> WRITTEN EXERCISE: Using the listing below, please gather every line containing the word "from".

++++++++

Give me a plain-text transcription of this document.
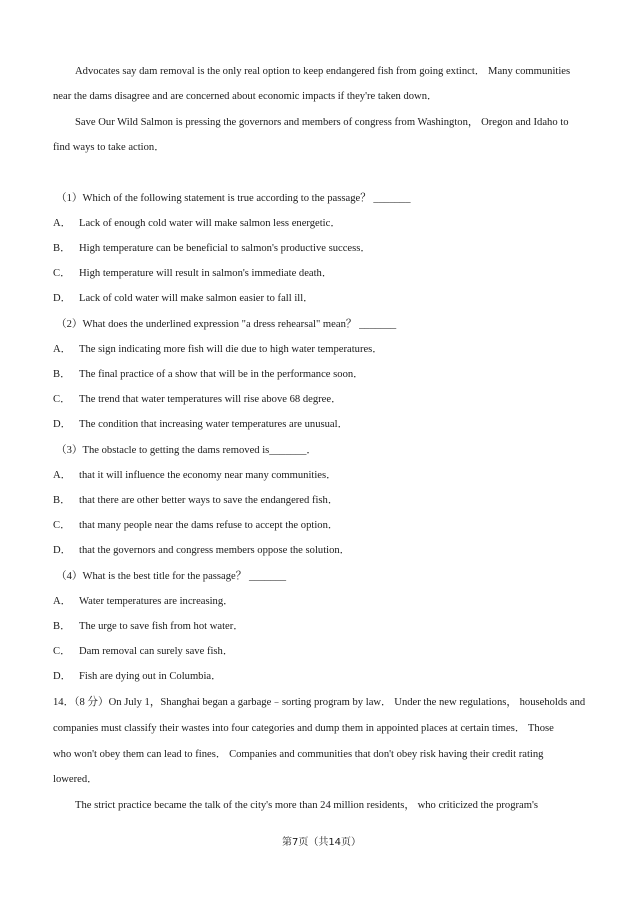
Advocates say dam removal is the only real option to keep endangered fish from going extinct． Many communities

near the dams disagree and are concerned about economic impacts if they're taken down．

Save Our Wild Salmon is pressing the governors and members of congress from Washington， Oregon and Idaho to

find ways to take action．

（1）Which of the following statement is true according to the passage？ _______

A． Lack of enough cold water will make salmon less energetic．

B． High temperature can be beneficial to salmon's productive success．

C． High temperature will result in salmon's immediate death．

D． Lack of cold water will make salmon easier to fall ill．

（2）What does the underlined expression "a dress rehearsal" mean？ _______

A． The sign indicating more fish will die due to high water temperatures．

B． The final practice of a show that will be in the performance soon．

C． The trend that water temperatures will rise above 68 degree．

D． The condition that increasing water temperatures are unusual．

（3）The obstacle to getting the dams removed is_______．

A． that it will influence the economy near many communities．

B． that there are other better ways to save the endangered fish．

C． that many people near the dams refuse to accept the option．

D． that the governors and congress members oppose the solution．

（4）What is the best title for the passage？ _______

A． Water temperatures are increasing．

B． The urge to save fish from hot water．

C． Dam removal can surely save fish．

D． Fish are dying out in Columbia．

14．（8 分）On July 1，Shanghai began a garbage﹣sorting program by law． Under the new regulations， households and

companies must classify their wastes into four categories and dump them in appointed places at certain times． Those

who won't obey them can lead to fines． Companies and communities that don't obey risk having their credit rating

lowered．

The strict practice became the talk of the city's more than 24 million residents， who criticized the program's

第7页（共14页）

++++++++

> WRITTEN ANSWER:
Advocates say dam removal is the only real option to keep endangered fish from going extinct． Many communities
Save Our Wild Salmon is pressing the governors and members of congress from Washington， Oregon and Idaho to
B． The urge to save fish from hot water．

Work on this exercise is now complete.